§ TASK BRIEF
Find each line containing the string "officer". Copy it.

§ EXERCISE INPUTS
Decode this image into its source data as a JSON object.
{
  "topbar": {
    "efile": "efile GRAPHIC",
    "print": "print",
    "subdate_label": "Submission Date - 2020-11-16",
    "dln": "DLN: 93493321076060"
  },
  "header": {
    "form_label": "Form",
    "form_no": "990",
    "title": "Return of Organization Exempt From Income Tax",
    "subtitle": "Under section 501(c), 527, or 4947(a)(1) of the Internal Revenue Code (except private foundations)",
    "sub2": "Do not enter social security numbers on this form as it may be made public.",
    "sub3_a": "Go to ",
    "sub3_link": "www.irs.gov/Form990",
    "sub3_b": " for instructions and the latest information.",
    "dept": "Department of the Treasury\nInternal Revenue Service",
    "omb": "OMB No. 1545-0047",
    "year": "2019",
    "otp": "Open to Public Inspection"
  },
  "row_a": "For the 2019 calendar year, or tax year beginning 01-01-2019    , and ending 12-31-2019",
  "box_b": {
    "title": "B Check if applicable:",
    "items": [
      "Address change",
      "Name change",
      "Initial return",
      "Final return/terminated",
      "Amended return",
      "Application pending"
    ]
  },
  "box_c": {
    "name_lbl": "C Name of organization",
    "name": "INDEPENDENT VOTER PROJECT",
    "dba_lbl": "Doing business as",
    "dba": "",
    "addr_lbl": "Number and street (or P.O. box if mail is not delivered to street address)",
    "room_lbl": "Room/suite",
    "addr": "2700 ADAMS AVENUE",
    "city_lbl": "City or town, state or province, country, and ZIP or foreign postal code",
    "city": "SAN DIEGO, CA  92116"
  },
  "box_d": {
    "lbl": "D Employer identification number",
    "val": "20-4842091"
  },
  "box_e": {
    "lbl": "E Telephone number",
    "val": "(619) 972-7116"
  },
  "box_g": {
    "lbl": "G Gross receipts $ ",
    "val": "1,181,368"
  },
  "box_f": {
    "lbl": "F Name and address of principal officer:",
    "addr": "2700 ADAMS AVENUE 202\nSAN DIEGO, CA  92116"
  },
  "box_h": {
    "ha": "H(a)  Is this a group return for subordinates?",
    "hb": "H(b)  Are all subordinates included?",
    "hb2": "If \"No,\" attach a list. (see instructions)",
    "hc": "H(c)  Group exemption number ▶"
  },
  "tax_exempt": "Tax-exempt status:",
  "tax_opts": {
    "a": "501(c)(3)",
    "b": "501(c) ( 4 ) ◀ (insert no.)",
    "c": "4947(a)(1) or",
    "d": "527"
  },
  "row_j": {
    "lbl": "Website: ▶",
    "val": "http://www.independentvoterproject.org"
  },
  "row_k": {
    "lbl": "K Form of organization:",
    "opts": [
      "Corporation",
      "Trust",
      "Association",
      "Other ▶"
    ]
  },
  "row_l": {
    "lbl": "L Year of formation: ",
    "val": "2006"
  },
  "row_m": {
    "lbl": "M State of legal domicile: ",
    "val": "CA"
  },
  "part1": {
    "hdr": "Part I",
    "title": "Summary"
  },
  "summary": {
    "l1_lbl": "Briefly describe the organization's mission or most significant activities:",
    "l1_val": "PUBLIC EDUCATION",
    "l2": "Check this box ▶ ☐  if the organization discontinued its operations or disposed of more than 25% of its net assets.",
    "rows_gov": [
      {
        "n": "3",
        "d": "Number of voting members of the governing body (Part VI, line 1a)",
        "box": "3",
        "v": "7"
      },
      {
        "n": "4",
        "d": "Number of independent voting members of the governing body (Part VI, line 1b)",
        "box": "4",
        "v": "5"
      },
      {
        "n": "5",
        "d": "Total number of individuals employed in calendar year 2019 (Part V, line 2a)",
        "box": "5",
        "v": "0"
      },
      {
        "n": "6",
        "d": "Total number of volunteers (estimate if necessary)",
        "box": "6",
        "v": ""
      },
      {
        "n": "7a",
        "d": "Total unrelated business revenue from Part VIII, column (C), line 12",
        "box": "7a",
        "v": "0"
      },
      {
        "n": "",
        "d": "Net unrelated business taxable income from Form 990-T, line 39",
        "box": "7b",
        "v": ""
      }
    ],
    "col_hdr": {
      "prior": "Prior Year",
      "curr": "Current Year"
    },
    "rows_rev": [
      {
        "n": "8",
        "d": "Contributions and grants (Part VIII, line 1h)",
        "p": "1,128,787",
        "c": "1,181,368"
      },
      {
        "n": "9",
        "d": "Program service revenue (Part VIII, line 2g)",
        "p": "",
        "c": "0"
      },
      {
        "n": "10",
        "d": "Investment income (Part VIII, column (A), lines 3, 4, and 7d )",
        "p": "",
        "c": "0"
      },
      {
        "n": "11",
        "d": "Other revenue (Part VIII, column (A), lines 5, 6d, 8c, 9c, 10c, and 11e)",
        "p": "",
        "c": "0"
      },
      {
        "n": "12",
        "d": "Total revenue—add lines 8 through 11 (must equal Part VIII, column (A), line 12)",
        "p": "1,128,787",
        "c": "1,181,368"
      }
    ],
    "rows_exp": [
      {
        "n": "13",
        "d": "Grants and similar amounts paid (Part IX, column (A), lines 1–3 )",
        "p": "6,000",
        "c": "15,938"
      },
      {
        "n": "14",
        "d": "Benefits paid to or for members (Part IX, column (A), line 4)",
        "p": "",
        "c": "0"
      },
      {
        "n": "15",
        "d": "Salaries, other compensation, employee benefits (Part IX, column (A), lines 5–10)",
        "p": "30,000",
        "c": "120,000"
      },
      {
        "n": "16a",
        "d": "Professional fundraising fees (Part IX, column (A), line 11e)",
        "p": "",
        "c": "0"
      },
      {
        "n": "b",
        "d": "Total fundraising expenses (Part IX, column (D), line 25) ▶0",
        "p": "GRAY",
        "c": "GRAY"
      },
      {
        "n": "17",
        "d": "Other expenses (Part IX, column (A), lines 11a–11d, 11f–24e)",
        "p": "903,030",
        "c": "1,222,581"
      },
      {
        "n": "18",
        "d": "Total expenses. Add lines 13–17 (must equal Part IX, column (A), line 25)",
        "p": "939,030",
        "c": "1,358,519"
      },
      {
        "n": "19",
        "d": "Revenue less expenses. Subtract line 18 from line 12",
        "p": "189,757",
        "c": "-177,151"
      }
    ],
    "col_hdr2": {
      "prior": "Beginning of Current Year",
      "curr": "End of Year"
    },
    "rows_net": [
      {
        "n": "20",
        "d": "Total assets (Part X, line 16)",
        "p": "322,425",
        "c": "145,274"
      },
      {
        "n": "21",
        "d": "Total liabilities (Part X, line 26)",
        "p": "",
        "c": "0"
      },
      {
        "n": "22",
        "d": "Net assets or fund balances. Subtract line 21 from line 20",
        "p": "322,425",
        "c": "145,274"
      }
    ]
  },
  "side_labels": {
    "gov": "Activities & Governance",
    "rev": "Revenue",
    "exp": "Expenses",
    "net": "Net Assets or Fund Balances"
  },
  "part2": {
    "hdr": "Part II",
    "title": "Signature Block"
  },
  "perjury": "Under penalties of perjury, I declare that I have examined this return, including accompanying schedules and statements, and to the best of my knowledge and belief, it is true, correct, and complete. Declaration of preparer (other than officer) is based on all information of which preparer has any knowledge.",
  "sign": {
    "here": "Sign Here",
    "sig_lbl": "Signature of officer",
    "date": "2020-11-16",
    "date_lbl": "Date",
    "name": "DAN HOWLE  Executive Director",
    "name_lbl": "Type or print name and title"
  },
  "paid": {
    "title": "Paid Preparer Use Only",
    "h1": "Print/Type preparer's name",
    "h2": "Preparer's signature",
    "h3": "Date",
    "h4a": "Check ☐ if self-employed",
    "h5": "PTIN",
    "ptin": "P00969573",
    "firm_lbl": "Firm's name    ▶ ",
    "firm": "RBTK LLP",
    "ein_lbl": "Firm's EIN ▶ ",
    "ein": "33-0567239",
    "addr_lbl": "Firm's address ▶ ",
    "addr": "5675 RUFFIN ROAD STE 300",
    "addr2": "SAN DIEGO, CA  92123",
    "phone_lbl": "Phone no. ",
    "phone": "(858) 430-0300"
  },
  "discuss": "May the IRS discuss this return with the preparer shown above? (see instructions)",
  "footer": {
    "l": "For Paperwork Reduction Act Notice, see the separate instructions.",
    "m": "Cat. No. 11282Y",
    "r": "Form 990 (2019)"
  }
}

§ WRITTEN SOLUTION
    "lbl": "F Name and address of principal officer:",
  "perjury": "Under penalties of perjury, I declare that I have examined this return, including accompanying schedules and statements, and to the best of my knowledge and belief, it is true, correct, and complete. Declaration of preparer (other than officer) is based on all information of which preparer has any knowledge.",
    "sig_lbl": "Signature of officer",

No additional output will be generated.